**PROBLEM TO SOLVE**. Identify each line holding the string "using" and copy it.

**EXCERPTED DATA**.

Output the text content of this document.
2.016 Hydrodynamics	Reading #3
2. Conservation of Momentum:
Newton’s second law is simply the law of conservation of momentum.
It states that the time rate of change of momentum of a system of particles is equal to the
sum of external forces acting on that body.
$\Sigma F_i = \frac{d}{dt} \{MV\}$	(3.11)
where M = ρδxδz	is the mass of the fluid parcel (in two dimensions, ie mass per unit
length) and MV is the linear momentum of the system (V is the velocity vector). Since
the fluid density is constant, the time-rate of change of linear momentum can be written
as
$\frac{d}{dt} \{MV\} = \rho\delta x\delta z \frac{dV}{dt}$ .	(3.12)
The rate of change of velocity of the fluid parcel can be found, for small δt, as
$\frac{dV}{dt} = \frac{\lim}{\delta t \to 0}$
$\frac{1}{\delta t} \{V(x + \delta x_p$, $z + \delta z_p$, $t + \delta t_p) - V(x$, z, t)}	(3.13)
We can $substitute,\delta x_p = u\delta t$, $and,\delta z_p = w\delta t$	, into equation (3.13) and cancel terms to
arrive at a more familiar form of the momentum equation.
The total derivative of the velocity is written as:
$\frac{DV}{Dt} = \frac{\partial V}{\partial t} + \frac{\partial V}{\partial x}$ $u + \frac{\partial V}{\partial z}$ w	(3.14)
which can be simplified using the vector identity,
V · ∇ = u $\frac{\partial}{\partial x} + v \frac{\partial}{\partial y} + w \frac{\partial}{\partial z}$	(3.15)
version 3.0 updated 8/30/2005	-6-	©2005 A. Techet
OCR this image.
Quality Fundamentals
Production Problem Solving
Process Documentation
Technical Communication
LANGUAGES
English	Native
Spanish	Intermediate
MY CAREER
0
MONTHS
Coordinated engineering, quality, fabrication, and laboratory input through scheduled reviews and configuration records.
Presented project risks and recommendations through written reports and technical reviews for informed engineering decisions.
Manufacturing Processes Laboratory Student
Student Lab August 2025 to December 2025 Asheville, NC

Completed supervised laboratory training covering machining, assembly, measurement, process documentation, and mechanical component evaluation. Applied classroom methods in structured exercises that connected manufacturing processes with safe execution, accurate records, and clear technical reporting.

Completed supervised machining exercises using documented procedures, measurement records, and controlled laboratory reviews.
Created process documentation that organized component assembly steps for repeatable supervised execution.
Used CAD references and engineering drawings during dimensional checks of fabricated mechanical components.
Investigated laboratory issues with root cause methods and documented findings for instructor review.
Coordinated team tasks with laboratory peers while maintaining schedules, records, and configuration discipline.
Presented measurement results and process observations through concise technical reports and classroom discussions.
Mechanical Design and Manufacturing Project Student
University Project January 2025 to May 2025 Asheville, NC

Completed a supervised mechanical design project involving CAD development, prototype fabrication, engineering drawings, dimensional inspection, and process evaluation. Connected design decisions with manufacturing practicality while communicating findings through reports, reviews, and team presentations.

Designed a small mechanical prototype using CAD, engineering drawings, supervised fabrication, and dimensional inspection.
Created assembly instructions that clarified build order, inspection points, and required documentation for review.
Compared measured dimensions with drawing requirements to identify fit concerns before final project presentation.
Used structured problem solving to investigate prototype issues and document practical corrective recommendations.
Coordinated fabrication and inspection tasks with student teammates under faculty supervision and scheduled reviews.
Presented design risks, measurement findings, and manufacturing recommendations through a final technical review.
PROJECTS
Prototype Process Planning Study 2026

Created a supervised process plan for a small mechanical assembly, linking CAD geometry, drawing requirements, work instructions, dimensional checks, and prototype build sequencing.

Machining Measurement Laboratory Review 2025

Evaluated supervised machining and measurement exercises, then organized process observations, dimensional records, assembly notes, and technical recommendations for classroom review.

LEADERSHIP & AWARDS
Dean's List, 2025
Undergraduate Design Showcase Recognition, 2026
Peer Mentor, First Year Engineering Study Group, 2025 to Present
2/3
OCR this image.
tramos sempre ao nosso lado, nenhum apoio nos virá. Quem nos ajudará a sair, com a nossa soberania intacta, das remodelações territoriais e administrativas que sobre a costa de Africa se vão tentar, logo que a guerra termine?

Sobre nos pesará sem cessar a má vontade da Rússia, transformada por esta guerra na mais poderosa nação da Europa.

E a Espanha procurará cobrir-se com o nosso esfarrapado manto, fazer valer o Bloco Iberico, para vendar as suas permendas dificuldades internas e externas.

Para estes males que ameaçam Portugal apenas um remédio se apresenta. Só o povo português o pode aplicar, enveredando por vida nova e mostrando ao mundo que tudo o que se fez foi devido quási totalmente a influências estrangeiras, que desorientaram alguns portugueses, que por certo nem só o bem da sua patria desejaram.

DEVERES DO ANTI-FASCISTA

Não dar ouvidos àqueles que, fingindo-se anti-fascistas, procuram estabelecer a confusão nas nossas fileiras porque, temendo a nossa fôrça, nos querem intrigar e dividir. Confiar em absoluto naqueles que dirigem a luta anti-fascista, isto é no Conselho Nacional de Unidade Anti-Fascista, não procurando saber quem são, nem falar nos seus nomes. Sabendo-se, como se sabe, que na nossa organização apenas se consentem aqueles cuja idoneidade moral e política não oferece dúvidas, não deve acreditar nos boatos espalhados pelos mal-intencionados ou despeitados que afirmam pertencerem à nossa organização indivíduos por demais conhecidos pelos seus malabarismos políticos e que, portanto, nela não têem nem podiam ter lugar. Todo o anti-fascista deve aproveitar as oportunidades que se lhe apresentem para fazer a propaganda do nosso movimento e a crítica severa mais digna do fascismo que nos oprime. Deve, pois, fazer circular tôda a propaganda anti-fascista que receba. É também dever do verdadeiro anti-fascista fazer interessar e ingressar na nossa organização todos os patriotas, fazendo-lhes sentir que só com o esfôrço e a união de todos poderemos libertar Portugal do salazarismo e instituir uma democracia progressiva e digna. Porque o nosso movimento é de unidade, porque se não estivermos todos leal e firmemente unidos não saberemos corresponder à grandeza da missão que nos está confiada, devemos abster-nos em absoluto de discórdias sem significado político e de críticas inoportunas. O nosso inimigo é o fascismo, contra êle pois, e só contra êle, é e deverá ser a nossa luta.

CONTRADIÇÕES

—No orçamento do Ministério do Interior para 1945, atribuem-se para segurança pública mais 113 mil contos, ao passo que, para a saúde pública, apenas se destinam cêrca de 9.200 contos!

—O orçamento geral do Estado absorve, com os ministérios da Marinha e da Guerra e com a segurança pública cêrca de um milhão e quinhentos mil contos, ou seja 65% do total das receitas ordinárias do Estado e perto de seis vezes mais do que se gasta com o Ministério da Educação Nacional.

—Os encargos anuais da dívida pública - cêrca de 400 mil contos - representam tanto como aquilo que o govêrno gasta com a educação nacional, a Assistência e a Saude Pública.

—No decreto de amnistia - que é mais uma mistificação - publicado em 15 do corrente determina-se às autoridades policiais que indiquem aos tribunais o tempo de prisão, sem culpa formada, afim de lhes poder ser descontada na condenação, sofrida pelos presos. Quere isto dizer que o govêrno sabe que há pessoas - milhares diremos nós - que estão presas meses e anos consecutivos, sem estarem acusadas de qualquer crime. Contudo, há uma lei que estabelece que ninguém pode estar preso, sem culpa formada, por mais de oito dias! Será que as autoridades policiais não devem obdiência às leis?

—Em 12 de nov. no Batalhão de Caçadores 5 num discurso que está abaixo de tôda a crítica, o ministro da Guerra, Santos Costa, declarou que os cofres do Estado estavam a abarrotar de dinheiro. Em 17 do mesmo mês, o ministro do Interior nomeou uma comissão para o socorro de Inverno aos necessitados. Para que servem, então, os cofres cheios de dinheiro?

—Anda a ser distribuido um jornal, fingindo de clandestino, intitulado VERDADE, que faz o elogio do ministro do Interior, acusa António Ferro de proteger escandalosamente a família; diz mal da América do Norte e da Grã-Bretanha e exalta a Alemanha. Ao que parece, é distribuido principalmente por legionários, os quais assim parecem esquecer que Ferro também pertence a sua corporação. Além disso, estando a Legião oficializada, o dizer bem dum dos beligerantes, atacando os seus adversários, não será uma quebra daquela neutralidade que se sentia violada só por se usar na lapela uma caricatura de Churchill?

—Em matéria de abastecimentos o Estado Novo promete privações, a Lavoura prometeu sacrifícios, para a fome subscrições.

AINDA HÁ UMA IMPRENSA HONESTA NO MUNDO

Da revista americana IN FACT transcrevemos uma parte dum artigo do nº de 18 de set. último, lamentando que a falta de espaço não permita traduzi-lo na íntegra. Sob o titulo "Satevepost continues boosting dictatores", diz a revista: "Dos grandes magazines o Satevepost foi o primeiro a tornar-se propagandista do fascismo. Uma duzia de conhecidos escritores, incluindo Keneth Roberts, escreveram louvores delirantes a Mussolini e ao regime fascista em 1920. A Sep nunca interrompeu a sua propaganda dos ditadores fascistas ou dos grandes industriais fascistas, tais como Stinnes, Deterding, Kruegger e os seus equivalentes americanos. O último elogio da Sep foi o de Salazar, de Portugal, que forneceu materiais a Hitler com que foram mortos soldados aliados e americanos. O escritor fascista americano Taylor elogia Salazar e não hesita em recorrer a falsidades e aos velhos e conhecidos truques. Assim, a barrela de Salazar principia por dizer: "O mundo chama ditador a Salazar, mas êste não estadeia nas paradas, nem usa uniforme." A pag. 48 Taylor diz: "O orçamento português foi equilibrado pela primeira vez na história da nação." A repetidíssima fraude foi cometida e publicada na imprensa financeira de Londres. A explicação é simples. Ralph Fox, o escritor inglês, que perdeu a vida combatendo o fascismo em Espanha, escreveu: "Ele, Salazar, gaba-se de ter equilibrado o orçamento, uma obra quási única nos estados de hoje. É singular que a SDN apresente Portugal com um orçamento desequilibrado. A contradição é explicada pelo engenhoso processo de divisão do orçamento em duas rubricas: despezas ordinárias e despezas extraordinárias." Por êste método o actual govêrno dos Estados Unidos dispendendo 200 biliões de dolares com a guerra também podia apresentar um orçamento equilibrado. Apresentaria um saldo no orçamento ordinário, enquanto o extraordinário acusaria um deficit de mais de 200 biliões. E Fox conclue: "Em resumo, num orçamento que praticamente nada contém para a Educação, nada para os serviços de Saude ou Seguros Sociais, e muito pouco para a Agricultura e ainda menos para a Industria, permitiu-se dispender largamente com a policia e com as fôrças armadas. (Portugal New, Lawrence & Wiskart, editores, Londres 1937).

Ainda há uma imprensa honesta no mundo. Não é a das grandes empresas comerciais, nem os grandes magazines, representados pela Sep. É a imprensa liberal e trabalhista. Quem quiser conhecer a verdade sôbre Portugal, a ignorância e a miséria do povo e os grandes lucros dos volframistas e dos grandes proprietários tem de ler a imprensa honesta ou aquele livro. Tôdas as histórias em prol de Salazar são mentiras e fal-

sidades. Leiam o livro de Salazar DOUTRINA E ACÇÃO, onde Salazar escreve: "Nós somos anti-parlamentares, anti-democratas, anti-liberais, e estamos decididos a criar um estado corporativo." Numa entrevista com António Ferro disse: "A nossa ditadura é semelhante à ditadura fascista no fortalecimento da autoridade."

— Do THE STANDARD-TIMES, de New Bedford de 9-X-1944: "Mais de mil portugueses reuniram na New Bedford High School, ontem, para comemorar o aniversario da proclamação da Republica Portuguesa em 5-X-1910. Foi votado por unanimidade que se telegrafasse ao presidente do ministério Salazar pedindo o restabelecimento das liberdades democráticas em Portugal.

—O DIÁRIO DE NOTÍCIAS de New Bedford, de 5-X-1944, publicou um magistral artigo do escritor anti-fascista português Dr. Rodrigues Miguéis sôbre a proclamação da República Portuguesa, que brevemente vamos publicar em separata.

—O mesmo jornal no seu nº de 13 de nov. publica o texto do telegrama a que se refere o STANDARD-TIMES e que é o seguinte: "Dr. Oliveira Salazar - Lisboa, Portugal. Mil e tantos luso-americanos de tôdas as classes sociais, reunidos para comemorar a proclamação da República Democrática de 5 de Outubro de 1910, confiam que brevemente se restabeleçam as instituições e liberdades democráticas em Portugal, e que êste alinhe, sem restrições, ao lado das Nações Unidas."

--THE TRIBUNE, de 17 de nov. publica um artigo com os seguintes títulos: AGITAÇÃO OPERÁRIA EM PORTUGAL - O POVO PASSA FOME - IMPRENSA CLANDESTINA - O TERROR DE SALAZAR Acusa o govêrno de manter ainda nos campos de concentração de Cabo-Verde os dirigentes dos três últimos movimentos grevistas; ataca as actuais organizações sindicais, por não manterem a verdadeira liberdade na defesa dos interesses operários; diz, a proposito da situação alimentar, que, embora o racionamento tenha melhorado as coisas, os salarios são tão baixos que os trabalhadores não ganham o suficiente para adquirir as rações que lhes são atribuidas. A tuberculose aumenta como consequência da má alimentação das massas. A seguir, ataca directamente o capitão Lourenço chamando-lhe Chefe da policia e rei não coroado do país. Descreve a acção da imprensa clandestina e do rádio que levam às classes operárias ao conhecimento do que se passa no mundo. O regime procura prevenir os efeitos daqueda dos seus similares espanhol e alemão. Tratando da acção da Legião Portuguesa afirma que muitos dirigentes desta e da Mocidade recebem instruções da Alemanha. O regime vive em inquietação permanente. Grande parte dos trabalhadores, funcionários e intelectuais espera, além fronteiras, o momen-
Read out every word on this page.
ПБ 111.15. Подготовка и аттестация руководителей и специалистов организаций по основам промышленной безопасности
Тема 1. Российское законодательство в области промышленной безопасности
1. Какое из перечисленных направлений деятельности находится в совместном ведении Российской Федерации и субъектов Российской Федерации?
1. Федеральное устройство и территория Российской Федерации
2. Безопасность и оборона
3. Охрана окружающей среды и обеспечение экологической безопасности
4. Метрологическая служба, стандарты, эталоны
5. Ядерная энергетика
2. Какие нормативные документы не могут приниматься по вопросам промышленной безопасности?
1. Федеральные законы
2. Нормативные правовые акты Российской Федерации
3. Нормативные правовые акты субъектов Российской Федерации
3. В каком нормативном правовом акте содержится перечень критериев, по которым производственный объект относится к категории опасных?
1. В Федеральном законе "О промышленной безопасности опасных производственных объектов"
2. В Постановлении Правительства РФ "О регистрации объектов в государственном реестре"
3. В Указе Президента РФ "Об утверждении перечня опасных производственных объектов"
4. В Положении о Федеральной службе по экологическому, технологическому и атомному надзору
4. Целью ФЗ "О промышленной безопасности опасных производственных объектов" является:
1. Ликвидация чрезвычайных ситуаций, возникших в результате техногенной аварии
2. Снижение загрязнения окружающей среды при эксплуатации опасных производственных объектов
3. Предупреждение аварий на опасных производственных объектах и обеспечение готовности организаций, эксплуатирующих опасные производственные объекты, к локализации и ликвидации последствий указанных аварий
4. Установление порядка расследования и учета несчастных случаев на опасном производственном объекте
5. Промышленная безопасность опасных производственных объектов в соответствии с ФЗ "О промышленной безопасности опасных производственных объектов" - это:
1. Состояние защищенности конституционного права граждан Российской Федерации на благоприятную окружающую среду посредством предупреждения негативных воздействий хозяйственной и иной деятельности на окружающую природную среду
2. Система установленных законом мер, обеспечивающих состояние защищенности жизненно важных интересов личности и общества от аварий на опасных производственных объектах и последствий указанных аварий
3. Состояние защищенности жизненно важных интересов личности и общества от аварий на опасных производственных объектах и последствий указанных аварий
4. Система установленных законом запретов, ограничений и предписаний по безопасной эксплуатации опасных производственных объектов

**SOLUTION FOR THIS PROBLEM**.
which can be simplified using the vector identity,
Completed supervised machining exercises using documented procedures, measurement records, and controlled laboratory reviews.
Designed a small mechanical prototype using CAD, engineering drawings, supervised fabrication, and dimensional inspection.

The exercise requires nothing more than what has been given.